Raw records:
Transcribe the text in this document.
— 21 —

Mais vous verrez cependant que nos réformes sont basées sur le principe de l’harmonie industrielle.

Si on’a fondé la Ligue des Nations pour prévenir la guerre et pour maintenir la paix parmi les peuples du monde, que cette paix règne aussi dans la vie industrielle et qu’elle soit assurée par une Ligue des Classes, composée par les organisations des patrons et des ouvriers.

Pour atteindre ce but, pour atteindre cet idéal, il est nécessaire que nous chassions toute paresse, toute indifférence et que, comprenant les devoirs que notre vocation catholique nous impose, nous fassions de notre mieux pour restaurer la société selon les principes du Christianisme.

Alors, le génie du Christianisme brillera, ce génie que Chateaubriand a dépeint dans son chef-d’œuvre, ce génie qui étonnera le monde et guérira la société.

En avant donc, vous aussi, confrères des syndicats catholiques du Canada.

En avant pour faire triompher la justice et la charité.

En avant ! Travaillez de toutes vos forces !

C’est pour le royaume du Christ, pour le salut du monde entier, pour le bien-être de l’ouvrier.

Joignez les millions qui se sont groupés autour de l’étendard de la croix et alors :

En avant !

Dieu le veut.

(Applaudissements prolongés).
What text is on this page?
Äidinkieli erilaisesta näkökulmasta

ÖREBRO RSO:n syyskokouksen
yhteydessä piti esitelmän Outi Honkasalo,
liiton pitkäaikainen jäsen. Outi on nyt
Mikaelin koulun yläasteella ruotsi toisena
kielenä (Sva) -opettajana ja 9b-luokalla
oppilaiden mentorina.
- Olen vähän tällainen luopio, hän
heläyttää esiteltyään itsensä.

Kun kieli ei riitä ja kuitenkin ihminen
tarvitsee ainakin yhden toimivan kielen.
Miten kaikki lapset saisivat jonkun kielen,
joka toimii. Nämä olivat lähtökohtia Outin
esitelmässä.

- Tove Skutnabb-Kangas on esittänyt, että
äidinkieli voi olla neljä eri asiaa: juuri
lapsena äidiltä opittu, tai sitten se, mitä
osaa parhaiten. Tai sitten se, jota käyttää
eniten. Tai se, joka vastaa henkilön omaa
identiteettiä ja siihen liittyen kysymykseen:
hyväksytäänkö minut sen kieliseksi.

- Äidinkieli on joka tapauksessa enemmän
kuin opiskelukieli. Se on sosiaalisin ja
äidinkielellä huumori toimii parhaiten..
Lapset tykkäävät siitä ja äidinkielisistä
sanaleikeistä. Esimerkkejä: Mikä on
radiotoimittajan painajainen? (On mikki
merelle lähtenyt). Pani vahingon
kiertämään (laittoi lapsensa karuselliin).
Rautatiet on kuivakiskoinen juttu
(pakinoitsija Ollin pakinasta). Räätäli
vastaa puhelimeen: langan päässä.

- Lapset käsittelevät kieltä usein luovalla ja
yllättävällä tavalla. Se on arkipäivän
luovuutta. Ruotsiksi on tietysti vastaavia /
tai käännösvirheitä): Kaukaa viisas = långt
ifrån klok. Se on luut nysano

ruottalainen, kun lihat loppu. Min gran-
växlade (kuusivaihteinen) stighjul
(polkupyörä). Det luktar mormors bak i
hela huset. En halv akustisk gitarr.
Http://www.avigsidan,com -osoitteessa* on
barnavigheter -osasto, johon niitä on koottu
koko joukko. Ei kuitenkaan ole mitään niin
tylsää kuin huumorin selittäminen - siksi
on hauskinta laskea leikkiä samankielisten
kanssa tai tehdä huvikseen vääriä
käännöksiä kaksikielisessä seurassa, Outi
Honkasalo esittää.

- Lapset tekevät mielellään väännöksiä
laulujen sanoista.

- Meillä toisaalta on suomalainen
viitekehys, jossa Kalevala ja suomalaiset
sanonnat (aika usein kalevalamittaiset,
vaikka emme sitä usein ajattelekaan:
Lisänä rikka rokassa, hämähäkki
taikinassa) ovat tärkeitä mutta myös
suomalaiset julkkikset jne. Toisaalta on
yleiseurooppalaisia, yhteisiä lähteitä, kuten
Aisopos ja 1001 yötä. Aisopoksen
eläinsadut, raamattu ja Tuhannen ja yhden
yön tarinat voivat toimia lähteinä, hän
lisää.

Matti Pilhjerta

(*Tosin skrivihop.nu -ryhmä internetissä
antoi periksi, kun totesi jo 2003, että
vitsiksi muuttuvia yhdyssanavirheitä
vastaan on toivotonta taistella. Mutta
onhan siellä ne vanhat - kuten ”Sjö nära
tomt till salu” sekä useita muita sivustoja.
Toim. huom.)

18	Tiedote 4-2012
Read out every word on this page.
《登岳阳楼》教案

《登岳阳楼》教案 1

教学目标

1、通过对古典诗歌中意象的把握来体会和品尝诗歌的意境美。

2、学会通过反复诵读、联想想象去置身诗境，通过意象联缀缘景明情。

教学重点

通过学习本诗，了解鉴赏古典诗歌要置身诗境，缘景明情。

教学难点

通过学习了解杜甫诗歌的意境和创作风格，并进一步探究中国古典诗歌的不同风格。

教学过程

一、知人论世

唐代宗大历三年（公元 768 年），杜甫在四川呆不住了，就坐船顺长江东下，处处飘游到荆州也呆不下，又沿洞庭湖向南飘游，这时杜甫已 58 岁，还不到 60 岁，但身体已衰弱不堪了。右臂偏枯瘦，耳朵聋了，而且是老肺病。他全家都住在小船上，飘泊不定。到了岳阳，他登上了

TO DO: Copy every line verbatim.

RESULT:
Transcribe the text in this document.
— 21 —

Mais vous verrez cependant que nos réformes sont basées sur le principe de l’harmonie industrielle.

Si on’a fondé la Ligue des Nations pour prévenir la guerre et pour maintenir la paix parmi les peuples du monde, que cette paix règne aussi dans la vie industrielle et qu’elle soit assurée par une Ligue des Classes, composée par les organisations des patrons et des ouvriers.

Pour atteindre ce but, pour atteindre cet idéal, il est nécessaire que nous chassions toute paresse, toute indifférence et que, comprenant les devoirs que notre vocation catholique nous impose, nous fassions de notre mieux pour restaurer la société selon les principes du Christianisme.

Alors, le génie du Christianisme brillera, ce génie que Chateaubriand a dépeint dans son chef-d’œuvre, ce génie qui étonnera le monde et guérira la société.

En avant donc, vous aussi, confrères des syndicats catholiques du Canada.

En avant pour faire triompher la justice et la charité.

En avant ! Travaillez de toutes vos forces !

C’est pour le royaume du Christ, pour le salut du monde entier, pour le bien-être de l’ouvrier.

Joignez les millions qui se sont groupés autour de l’étendard de la croix et alors :

En avant !

Dieu le veut.

(Applaudissements prolongés).
What text is on this page?
Äidinkieli erilaisesta näkökulmasta

ÖREBRO RSO:n syyskokouksen
yhteydessä piti esitelmän Outi Honkasalo,
liiton pitkäaikainen jäsen. Outi on nyt
Mikaelin koulun yläasteella ruotsi toisena
kielenä (Sva) -opettajana ja 9b-luokalla
oppilaiden mentorina.
- Olen vähän tällainen luopio, hän
heläyttää esiteltyään itsensä.

Kun kieli ei riitä ja kuitenkin ihminen
tarvitsee ainakin yhden toimivan kielen.
Miten kaikki lapset saisivat jonkun kielen,
joka toimii. Nämä olivat lähtökohtia Outin
esitelmässä.

- Tove Skutnabb-Kangas on esittänyt, että
äidinkieli voi olla neljä eri asiaa: juuri
lapsena äidiltä opittu, tai sitten se, mitä
osaa parhaiten. Tai sitten se, jota käyttää
eniten. Tai se, joka vastaa henkilön omaa
identiteettiä ja siihen liittyen kysymykseen:
hyväksytäänkö minut sen kieliseksi.

- Äidinkieli on joka tapauksessa enemmän
kuin opiskelukieli. Se on sosiaalisin ja
äidinkielellä huumori toimii parhaiten..
Lapset tykkäävät siitä ja äidinkielisistä
sanaleikeistä. Esimerkkejä: Mikä on
radiotoimittajan painajainen? (On mikki
merelle lähtenyt). Pani vahingon
kiertämään (laittoi lapsensa karuselliin).
Rautatiet on kuivakiskoinen juttu
(pakinoitsija Ollin pakinasta). Räätäli
vastaa puhelimeen: langan päässä.

- Lapset käsittelevät kieltä usein luovalla ja
yllättävällä tavalla. Se on arkipäivän
luovuutta. Ruotsiksi on tietysti vastaavia /
tai käännösvirheitä): Kaukaa viisas = långt
ifrån klok. Se on luut nysano

ruottalainen, kun lihat loppu. Min gran-
växlade (kuusivaihteinen) stighjul
(polkupyörä). Det luktar mormors bak i
hela huset. En halv akustisk gitarr.
Http://www.avigsidan,com -osoitteessa* on
barnavigheter -osasto, johon niitä on koottu
koko joukko. Ei kuitenkaan ole mitään niin
tylsää kuin huumorin selittäminen - siksi
on hauskinta laskea leikkiä samankielisten
kanssa tai tehdä huvikseen vääriä
käännöksiä kaksikielisessä seurassa, Outi
Honkasalo esittää.

- Lapset tekevät mielellään väännöksiä
laulujen sanoista.

- Meillä toisaalta on suomalainen
viitekehys, jossa Kalevala ja suomalaiset
sanonnat (aika usein kalevalamittaiset,
vaikka emme sitä usein ajattelekaan:
Lisänä rikka rokassa, hämähäkki
taikinassa) ovat tärkeitä mutta myös
suomalaiset julkkikset jne. Toisaalta on
yleiseurooppalaisia, yhteisiä lähteitä, kuten
Aisopos ja 1001 yötä. Aisopoksen
eläinsadut, raamattu ja Tuhannen ja yhden
yön tarinat voivat toimia lähteinä, hän
lisää.

Matti Pilhjerta

(*Tosin skrivihop.nu -ryhmä internetissä
antoi periksi, kun totesi jo 2003, että
vitsiksi muuttuvia yhdyssanavirheitä
vastaan on toivotonta taistella. Mutta
onhan siellä ne vanhat - kuten ”Sjö nära
tomt till salu” sekä useita muita sivustoja.
Toim. huom.)

18	Tiedote 4-2012
Read out every word on this page.
《登岳阳楼》教案

《登岳阳楼》教案 1

教学目标

1、通过对古典诗歌中意象的把握来体会和品尝诗歌的意境美。

2、学会通过反复诵读、联想想象去置身诗境，通过意象联缀缘景明情。

教学重点

通过学习本诗，了解鉴赏古典诗歌要置身诗境，缘景明情。

教学难点

通过学习了解杜甫诗歌的意境和创作风格，并进一步探究中国古典诗歌的不同风格。

教学过程

一、知人论世

唐代宗大历三年（公元 768 年），杜甫在四川呆不住了，就坐船顺长江东下，处处飘游到荆州也呆不下，又沿洞庭湖向南飘游，这时杜甫已 58 岁，还不到 60 岁，但身体已衰弱不堪了。右臂偏枯瘦，耳朵聋了，而且是老肺病。他全家都住在小船上，飘泊不定。到了岳阳，他登上了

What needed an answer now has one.